◆ **Exercise**
Write the material out again in full, exactly.

◆ **Records for the exercise**
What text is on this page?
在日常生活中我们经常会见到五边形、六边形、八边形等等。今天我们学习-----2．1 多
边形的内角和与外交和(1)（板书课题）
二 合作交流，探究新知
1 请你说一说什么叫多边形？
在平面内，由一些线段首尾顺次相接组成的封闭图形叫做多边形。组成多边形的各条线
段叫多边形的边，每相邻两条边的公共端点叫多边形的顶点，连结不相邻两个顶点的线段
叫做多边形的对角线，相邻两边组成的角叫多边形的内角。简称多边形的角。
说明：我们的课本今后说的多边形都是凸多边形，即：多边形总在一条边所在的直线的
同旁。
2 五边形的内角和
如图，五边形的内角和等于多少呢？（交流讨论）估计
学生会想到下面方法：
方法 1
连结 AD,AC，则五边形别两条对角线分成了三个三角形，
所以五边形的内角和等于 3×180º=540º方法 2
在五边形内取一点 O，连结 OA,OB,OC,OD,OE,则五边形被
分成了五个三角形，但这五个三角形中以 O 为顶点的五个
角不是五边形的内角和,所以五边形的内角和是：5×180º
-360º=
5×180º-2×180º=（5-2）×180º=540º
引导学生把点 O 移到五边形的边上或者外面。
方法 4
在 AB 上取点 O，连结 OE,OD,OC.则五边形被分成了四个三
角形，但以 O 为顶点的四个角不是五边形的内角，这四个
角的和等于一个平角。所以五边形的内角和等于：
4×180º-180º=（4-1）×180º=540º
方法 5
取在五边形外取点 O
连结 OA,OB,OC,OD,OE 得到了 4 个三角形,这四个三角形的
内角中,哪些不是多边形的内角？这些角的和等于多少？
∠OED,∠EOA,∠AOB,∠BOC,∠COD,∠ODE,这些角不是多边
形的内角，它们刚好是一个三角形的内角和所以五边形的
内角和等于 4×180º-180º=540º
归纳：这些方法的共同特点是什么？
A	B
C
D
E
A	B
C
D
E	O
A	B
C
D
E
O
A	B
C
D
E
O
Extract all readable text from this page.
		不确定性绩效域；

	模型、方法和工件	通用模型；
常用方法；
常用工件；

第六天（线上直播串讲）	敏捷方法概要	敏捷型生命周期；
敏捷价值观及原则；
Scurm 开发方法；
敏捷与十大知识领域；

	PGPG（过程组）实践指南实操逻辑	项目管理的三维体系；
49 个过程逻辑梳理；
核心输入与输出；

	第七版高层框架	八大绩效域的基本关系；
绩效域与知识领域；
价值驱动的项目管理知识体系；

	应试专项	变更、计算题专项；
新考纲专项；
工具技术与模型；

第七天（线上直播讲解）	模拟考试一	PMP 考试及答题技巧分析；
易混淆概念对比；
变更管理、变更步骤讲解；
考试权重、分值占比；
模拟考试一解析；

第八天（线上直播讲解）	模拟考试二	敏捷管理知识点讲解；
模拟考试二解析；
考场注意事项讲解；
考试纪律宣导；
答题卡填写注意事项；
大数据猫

◆ **Output for this exercise**
What text is on this page?
在日常生活中我们经常会见到五边形、六边形、八边形等等。今天我们学习-----2．1 多
边形的内角和与外交和(1)（板书课题）
二 合作交流，探究新知
1 请你说一说什么叫多边形？
在平面内，由一些线段首尾顺次相接组成的封闭图形叫做多边形。组成多边形的各条线
段叫多边形的边，每相邻两条边的公共端点叫多边形的顶点，连结不相邻两个顶点的线段
叫做多边形的对角线，相邻两边组成的角叫多边形的内角。简称多边形的角。
说明：我们的课本今后说的多边形都是凸多边形，即：多边形总在一条边所在的直线的
同旁。
2 五边形的内角和
如图，五边形的内角和等于多少呢？（交流讨论）估计
学生会想到下面方法：
方法 1
连结 AD,AC，则五边形别两条对角线分成了三个三角形，
所以五边形的内角和等于 3×180º=540º方法 2
在五边形内取一点 O，连结 OA,OB,OC,OD,OE,则五边形被
分成了五个三角形，但这五个三角形中以 O 为顶点的五个
角不是五边形的内角和,所以五边形的内角和是：5×180º
-360º=
5×180º-2×180º=（5-2）×180º=540º
引导学生把点 O 移到五边形的边上或者外面。
方法 4
在 AB 上取点 O，连结 OE,OD,OC.则五边形被分成了四个三
角形，但以 O 为顶点的四个角不是五边形的内角，这四个
角的和等于一个平角。所以五边形的内角和等于：
4×180º-180º=（4-1）×180º=540º
方法 5
取在五边形外取点 O
连结 OA,OB,OC,OD,OE 得到了 4 个三角形,这四个三角形的
内角中,哪些不是多边形的内角？这些角的和等于多少？
∠OED,∠EOA,∠AOB,∠BOC,∠COD,∠ODE,这些角不是多边
形的内角，它们刚好是一个三角形的内角和所以五边形的
内角和等于 4×180º-180º=540º
归纳：这些方法的共同特点是什么？
A	B
C
D
E
A	B
C
D
E	O
A	B
C
D
E
O
A	B
C
D
E
O
Extract all readable text from this page.
		不确定性绩效域；

	模型、方法和工件	通用模型；
常用方法；
常用工件；

第六天（线上直播串讲）	敏捷方法概要	敏捷型生命周期；
敏捷价值观及原则；
Scurm 开发方法；
敏捷与十大知识领域；

	PGPG（过程组）实践指南实操逻辑	项目管理的三维体系；
49 个过程逻辑梳理；
核心输入与输出；

	第七版高层框架	八大绩效域的基本关系；
绩效域与知识领域；
价值驱动的项目管理知识体系；

	应试专项	变更、计算题专项；
新考纲专项；
工具技术与模型；

第七天（线上直播讲解）	模拟考试一	PMP 考试及答题技巧分析；
易混淆概念对比；
变更管理、变更步骤讲解；
考试权重、分值占比；
模拟考试一解析；

第八天（线上直播讲解）	模拟考试二	敏捷管理知识点讲解；
模拟考试二解析；
考场注意事项讲解；
考试纪律宣导；
答题卡填写注意事项；
大数据猫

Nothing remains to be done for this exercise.